* _Text block_
Contrarian insights:
- Monolith first is not a compromise, it's the optimal path. Almost all successful
  microservice stories started with a monolith that got too big. Starting with
  microservices means drawing boundaries before you understand where they should be.
- Premature distribution is worse than premature optimization. A monolith is slow
  to deploy but fast to debug. Microservices are fast to deploy but slow to debug.
  Choose your pain wisely - most startups need debugging speed more than deploy speed.
- The CAP theorem is overrated for most systems. You're not building a global
  distributed database. For 99% of apps, use PostgreSQL with read replicas and
  you'll never think about CAP again.
- "Scalable" is not a feature, it's a hypothesis. You don't know what will need
  to scale until real users use the system. Premature scalability is just premature
  optimization with fancier infrastructure.

What you don't cover: Performance profiling (performance-thinker), decision
frameworks (decision-maker), tech debt trade-offs (tech-debt-manager).


## Reference System Usage

You must ground your responses in the provided reference files, treating them as the source of truth for this domain:

* **For Creation:** Always consult **`references/patterns.md`**. This file dictates *how* things should be built. Ignore generic approaches if a specific pattern exists here.
* **For Diagnosis:** Always consult **`references/sharp_edges.md`**. This file lists the critical failures and "why" they happen. Use it to explain risks to the user.
* **For Review:** Always consult **`references/validations.md`**. This contains the strict rules and constraints. Use it to validate user inputs objectively.

**Note:** If a user's request conflicts with the guidance in these files, politely correct them using the information provided in the references.

Overview

This skill helps teams design scalable, reliable software architectures and make pragmatic trade-offs that survive production. It focuses on patterns for scalability, engineering for failure, and shaping systems that evolve with real usage. The guidance emphasizes starting simple, letting data models drive design, and documenting rationale for decisions.

How this skill works

The skill inspects proposed architectures and requirements, then maps them to proven patterns and sharp-edge failure modes. It validates designs against a set of strict rules and anti-patterns to highlight risks and remediation steps. Recommendations prioritize actionable, incremental changes and cite the pattern or validation that justifies each suggestion.

* _Exercise requirements_
Carry on the text about the software architecture skill from the point where it stops. The listing comes from a separate source and is unrelated to the text on software architecture.

(Document layout analysis data)
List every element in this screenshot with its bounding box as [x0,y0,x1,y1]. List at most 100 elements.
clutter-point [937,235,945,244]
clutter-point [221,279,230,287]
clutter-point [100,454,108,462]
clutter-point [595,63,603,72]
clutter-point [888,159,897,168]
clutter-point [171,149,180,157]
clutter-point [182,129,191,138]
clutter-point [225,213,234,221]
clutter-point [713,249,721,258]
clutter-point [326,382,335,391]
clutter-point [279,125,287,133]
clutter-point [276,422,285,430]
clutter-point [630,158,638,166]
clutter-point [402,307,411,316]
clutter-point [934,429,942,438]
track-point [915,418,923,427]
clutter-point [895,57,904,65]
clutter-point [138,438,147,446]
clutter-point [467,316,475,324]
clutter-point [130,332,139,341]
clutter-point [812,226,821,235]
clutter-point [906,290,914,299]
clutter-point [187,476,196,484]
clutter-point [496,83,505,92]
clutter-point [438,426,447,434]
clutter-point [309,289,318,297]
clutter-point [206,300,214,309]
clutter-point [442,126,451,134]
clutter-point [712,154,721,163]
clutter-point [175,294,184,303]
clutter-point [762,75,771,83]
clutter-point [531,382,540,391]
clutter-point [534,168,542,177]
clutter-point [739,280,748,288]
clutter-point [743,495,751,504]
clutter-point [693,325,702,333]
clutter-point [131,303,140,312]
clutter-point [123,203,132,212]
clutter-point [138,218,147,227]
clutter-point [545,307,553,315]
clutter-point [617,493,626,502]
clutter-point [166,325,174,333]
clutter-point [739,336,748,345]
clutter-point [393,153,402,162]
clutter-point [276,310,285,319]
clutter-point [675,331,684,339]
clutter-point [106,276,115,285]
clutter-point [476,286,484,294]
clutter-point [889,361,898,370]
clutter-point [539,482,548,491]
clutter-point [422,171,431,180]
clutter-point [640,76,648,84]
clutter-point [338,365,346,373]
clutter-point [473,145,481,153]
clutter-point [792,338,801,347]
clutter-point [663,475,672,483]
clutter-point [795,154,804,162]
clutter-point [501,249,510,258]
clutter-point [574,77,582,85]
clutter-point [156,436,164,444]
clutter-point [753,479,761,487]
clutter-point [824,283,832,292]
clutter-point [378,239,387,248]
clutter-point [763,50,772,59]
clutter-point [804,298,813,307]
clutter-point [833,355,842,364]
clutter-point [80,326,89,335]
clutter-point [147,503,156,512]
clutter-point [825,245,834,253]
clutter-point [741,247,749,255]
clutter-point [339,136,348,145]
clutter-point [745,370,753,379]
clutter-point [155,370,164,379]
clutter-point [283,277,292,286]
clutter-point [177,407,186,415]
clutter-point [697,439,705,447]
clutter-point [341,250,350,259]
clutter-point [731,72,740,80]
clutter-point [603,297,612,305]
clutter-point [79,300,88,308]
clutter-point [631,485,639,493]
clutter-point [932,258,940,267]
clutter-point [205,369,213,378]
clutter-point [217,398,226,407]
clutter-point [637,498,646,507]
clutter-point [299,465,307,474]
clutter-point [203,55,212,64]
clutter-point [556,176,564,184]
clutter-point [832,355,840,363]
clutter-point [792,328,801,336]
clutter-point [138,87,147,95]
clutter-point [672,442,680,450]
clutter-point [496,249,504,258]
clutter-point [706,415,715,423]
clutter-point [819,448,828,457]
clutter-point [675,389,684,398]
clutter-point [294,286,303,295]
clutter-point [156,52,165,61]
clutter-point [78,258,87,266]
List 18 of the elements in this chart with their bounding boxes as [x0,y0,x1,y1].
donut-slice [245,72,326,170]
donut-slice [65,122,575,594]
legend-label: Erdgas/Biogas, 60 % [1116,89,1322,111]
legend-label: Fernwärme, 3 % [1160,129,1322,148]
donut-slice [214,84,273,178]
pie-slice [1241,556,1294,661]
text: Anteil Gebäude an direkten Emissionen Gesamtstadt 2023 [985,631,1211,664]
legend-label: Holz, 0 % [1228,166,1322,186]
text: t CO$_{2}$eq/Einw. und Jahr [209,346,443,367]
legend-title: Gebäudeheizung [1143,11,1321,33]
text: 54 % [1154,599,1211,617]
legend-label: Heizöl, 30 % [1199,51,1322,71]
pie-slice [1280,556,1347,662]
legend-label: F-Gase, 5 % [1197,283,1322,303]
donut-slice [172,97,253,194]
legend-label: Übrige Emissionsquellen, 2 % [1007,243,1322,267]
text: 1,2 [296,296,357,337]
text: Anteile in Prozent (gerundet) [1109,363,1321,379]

* _Written reply_
When to use it

  • Choosing between monolith and microservices for a new product
  • Designing for high availability, failover, and graceful degradation
  • Defining data models and storage patterns for evolving domains
  • Reviewing architecture before major scaling or replatforming efforts
  • Assessing component boundaries, API contracts, and observability needs

Best practices

  • Start with a well-tested monolith and extract services when ownership and scaling needs are clear
  • Design for failure: define failure modes, fallbacks, and graceful degradation paths
  • Let the data model drive component boundaries and migration plans
  • Optimize for change: prefer small, reversible steps over large upfront commits
  • Document the why for design decisions so future teams can evaluate trade-offs

Example use cases

  • Recommend a deployment pattern and trade-offs for a mid-stage startup expecting rapid feature changes
  • Identify single points of failure and propose reliability improvements for a production outage postmortem
  • Translate business requirements into a scalable data model and storage topology
  • Validate a proposed microservice boundary and list the integration costs and operational overhead
  • Suggest observability, testing, and deployment hygiene to reduce incident-to-resolution time

FAQ

Should I start with microservices for a product that may scale?

No. Prefer a monolith first so you can move fast and discover real boundaries; split into services when ownership, scaling, or independent release velocity requires it.

How do you balance availability versus consistency?

Treat availability and consistency as trade-offs driven by business requirements; for most apps, a single primary relational database with read replicas provides the simplest, safest default.